● OBJECTIVE
Nothing but the lines from the one containing "What's the underlying" through the last line of the records below should be copied, exactly and without pictures.

━━ MATERIAL ━━

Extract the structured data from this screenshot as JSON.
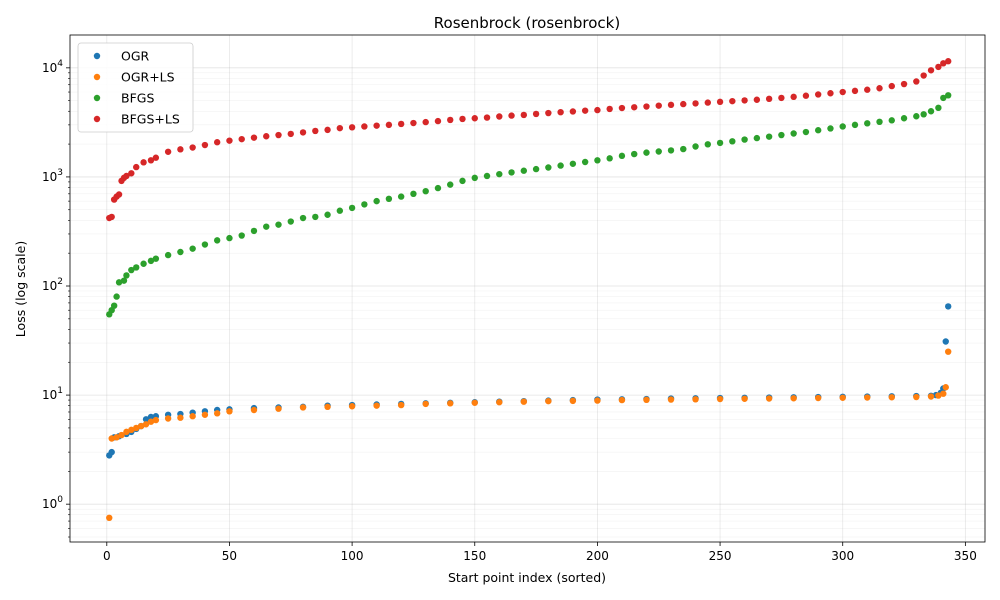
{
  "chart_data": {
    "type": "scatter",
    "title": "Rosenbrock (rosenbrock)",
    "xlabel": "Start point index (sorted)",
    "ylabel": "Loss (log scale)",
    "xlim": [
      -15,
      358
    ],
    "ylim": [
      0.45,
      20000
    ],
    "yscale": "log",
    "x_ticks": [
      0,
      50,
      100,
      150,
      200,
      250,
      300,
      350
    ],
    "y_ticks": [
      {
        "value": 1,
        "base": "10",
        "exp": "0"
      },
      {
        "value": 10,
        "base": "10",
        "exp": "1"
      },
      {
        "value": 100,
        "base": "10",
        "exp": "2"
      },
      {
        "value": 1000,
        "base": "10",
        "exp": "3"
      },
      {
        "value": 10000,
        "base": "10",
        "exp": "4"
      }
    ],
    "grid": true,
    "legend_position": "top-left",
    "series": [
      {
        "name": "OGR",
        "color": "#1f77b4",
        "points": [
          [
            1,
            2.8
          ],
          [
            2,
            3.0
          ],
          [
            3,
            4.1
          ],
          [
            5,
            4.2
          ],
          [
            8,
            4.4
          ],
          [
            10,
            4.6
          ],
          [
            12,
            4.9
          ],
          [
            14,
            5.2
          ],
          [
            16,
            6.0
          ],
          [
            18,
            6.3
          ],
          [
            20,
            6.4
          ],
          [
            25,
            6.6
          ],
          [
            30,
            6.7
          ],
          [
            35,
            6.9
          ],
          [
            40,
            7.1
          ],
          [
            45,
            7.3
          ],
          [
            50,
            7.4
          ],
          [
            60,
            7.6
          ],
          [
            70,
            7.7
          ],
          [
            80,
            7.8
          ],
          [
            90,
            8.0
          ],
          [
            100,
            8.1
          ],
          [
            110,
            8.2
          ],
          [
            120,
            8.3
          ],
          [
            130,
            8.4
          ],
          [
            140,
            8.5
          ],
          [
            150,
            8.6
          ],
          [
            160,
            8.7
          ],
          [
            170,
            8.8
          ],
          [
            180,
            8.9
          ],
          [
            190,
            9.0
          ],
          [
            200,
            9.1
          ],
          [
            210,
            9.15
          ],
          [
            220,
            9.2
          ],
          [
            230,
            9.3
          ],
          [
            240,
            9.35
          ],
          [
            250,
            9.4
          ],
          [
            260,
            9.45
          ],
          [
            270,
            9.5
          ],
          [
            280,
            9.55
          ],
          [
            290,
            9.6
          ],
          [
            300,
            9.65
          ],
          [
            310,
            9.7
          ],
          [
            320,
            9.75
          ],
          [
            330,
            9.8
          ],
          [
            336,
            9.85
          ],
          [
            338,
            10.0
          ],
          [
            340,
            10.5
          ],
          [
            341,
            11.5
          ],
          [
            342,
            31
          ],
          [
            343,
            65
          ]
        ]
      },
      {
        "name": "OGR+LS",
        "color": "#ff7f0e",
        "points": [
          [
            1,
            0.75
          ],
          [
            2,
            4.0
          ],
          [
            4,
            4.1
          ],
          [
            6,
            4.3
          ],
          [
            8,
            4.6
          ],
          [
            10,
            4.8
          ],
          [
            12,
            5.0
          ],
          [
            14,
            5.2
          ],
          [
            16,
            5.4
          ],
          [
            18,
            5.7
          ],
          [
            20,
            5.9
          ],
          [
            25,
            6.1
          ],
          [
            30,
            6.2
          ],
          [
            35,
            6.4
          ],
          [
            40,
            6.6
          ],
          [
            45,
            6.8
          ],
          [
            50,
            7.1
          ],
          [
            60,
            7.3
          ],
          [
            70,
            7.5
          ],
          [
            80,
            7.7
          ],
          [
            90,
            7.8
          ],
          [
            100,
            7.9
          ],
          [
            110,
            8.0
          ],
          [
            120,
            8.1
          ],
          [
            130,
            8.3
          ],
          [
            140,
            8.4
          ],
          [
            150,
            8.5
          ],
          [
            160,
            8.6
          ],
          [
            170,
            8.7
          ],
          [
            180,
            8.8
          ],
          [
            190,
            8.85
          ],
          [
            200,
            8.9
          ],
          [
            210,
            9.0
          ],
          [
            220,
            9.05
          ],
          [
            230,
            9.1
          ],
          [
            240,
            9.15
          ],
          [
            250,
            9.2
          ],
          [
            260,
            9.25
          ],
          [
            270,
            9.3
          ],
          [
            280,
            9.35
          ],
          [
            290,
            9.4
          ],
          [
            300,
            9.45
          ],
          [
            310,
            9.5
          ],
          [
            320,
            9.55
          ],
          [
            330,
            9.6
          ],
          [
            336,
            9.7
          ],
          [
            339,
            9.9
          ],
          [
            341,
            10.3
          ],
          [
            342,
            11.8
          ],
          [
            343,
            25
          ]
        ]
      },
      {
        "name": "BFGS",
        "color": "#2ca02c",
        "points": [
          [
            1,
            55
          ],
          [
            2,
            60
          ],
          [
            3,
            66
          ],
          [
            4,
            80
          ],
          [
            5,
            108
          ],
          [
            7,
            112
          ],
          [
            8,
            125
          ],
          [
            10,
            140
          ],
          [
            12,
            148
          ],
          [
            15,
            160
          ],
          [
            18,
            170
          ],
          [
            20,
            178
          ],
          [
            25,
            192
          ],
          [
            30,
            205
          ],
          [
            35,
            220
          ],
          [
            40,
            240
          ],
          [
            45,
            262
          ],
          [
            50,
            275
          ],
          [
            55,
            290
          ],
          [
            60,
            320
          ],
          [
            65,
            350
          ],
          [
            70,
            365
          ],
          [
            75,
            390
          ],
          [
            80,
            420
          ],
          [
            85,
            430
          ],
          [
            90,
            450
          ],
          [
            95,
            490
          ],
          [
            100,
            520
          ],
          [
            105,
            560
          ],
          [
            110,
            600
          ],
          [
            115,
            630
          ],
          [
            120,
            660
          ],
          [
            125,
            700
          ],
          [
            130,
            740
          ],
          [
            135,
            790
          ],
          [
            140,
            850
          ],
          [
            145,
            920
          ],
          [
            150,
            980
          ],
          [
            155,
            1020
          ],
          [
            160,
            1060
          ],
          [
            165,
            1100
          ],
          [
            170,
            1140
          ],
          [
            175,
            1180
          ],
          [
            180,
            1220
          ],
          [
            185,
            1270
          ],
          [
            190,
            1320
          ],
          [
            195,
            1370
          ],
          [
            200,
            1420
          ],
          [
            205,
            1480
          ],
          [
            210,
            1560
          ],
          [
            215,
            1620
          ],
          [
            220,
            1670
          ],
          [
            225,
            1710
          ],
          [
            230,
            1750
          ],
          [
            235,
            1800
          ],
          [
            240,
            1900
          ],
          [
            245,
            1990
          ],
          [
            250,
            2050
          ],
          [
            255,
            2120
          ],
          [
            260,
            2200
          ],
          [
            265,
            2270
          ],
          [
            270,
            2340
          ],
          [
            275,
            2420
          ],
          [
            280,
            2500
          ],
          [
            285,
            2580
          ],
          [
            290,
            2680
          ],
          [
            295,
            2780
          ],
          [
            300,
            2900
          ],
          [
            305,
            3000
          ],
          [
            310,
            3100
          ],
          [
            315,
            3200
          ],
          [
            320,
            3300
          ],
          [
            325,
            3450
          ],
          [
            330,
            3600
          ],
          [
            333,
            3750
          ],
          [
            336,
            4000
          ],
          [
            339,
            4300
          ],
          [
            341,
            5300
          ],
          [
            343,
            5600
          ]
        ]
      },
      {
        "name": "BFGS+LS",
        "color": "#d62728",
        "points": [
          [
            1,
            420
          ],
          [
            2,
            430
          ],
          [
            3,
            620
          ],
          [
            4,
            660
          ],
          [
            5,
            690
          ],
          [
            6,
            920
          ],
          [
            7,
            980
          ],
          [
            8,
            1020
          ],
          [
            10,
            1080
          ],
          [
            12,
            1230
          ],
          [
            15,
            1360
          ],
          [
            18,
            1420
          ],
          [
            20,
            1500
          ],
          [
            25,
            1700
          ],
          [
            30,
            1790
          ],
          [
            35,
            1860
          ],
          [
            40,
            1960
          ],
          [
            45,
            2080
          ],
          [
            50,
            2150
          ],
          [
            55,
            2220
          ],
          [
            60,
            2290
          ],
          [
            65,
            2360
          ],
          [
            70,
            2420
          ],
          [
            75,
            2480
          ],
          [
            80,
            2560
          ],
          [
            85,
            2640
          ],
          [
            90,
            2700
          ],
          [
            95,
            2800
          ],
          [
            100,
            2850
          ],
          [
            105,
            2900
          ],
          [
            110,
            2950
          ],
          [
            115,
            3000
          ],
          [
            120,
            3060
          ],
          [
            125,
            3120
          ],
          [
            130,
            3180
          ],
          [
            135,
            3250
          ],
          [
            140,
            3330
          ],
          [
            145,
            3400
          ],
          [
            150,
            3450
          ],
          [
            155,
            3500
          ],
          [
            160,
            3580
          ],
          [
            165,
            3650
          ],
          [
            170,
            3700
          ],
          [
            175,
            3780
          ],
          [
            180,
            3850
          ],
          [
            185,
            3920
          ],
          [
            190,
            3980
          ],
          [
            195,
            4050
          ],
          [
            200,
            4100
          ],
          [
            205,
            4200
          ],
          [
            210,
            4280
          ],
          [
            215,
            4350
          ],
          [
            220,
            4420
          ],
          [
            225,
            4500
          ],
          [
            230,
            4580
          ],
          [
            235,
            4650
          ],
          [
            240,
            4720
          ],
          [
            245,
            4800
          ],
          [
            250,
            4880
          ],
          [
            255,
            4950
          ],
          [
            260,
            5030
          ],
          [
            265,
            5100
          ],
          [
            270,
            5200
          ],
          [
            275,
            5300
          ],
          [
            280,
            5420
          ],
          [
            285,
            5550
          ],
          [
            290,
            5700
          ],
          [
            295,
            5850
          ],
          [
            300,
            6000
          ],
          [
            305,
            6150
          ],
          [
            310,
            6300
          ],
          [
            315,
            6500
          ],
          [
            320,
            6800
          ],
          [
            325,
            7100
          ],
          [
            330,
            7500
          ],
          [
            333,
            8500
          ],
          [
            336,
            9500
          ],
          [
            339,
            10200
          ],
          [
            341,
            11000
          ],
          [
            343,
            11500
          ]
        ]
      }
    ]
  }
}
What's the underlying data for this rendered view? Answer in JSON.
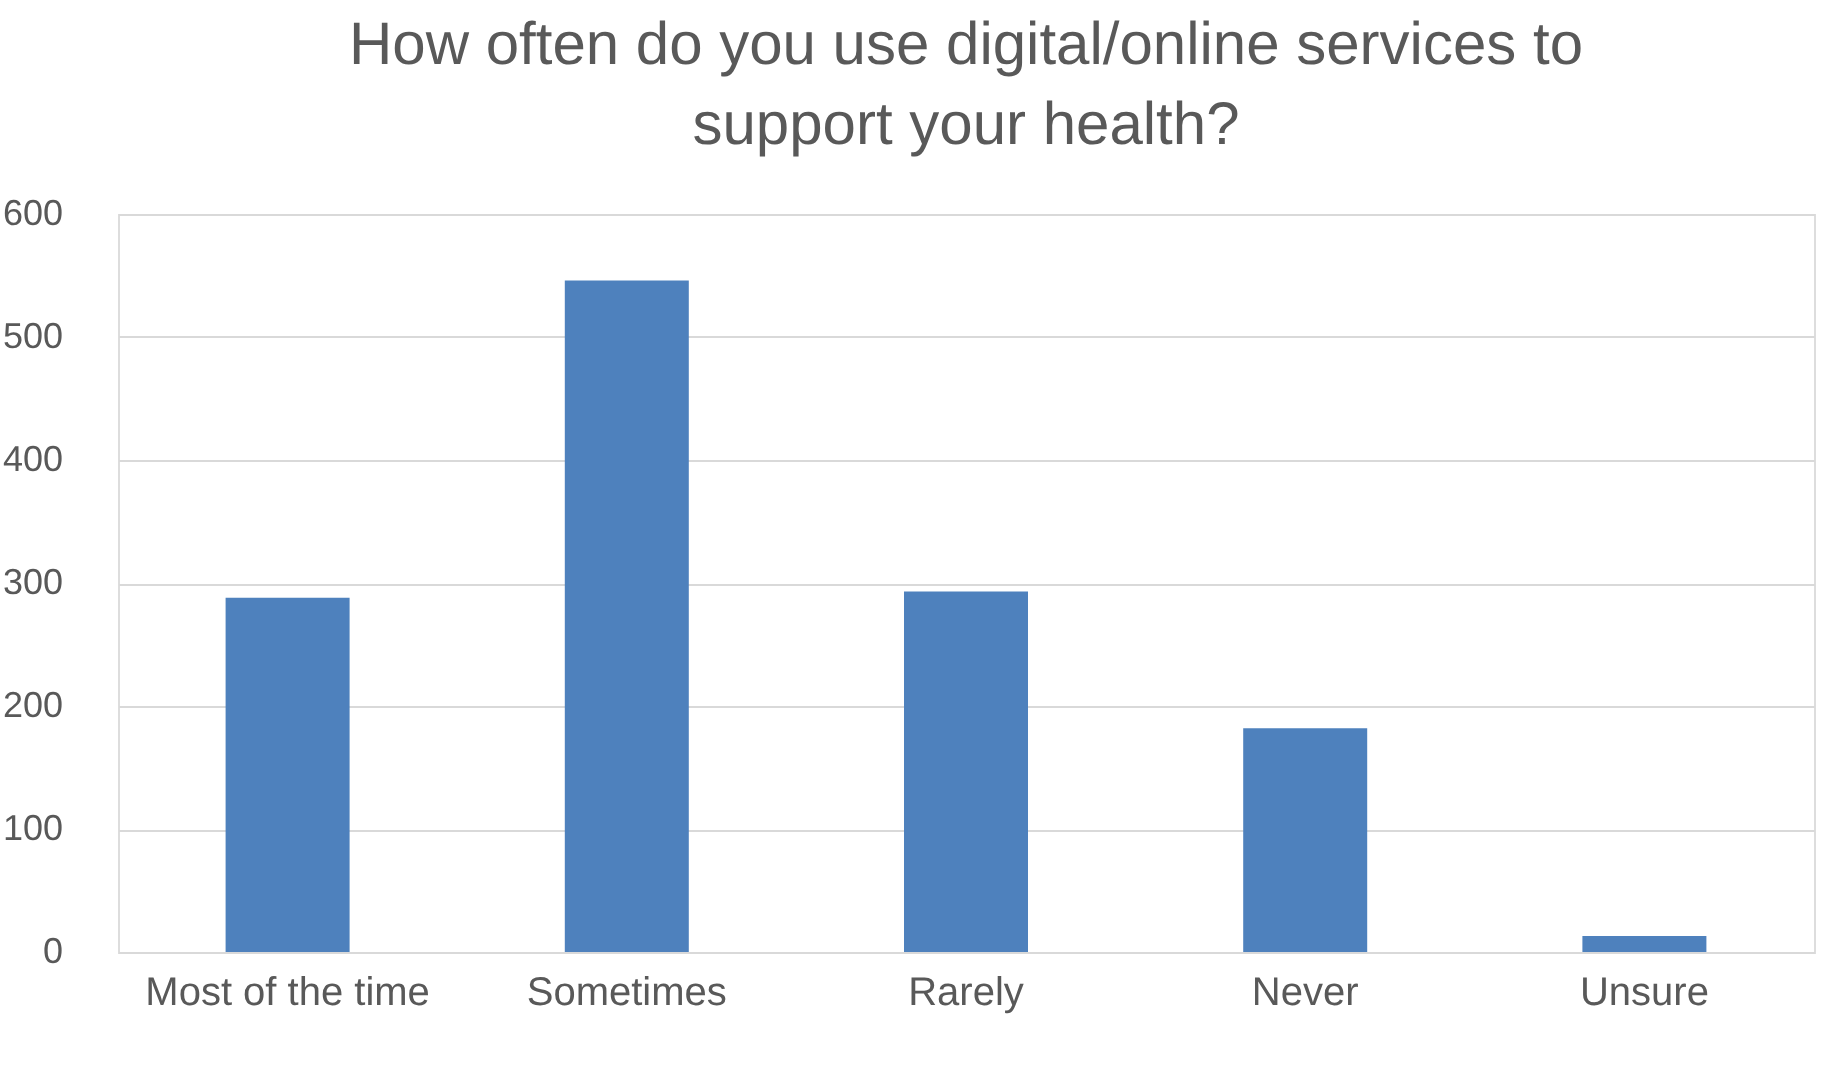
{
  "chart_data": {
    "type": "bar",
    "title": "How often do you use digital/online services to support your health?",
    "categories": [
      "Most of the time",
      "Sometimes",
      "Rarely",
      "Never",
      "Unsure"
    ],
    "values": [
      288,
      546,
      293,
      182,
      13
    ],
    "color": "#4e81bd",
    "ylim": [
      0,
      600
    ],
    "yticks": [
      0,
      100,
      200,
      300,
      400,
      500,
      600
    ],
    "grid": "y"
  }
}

━━━

● ANSWER TO THIS EXERCISE
What's the underlying data for this rendered view? Answer in JSON.
{
  "chart_data": {
    "type": "bar",
    "title": "How often do you use digital/online services to support your health?",
    "categories": [
      "Most of the time",
      "Sometimes",
      "Rarely",
      "Never",
      "Unsure"
    ],
    "values": [
      288,
      546,
      293,
      182,
      13
    ],
    "color": "#4e81bd",
    "ylim": [
      0,
      600
    ],
    "yticks": [
      0,
      100,
      200,
      300,
      400,
      500,
      600
    ],
    "grid": "y"
  }
}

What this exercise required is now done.